● What to work on
The entries below need to be written out exactly, with no pictures included.

>> Begin Records supplied

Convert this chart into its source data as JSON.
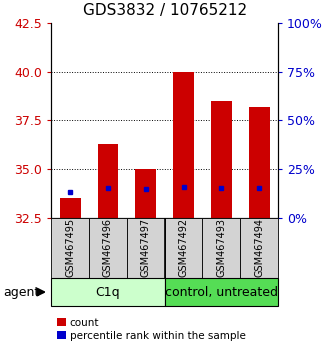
{
  "title": "GDS3832 / 10765212",
  "samples": [
    "GSM467495",
    "GSM467496",
    "GSM467497",
    "GSM467492",
    "GSM467493",
    "GSM467494"
  ],
  "red_bar_bottom": 32.5,
  "red_bar_top": [
    33.5,
    36.3,
    35.0,
    40.0,
    38.5,
    38.2
  ],
  "blue_marker": [
    33.8,
    34.05,
    33.95,
    34.1,
    34.05,
    34.05
  ],
  "ylim": [
    32.5,
    42.5
  ],
  "y_left_ticks": [
    32.5,
    35.0,
    37.5,
    40.0,
    42.5
  ],
  "y_right_ticks": [
    0,
    25,
    50,
    75,
    100
  ],
  "left_color": "#cc0000",
  "right_color": "#0000cc",
  "bar_color": "#cc0000",
  "blue_color": "#0000cc",
  "group1_label": "C1q",
  "group2_label": "control, untreated",
  "group1_bg": "#ccffcc",
  "group2_bg": "#55dd55",
  "agent_label": "agent",
  "legend_count": "count",
  "legend_percentile": "percentile rank within the sample",
  "bar_width": 0.55,
  "title_fontsize": 11,
  "sample_fontsize": 7,
  "group_fontsize": 9,
  "tick_fontsize": 9
}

>> End Records supplied

● Answer to the exercise
Convert this chart into its source data as JSON.
{
  "title": "GDS3832 / 10765212",
  "samples": [
    "GSM467495",
    "GSM467496",
    "GSM467497",
    "GSM467492",
    "GSM467493",
    "GSM467494"
  ],
  "red_bar_bottom": 32.5,
  "red_bar_top": [
    33.5,
    36.3,
    35.0,
    40.0,
    38.5,
    38.2
  ],
  "blue_marker": [
    33.8,
    34.05,
    33.95,
    34.1,
    34.05,
    34.05
  ],
  "ylim": [
    32.5,
    42.5
  ],
  "y_left_ticks": [
    32.5,
    35.0,
    37.5,
    40.0,
    42.5
  ],
  "y_right_ticks": [
    0,
    25,
    50,
    75,
    100
  ],
  "left_color": "#cc0000",
  "right_color": "#0000cc",
  "bar_color": "#cc0000",
  "blue_color": "#0000cc",
  "group1_label": "C1q",
  "group2_label": "control, untreated",
  "group1_bg": "#ccffcc",
  "group2_bg": "#55dd55",
  "agent_label": "agent",
  "legend_count": "count",
  "legend_percentile": "percentile rank within the sample",
  "bar_width": 0.55,
  "title_fontsize": 11,
  "sample_fontsize": 7,
  "group_fontsize": 9,
  "tick_fontsize": 9
}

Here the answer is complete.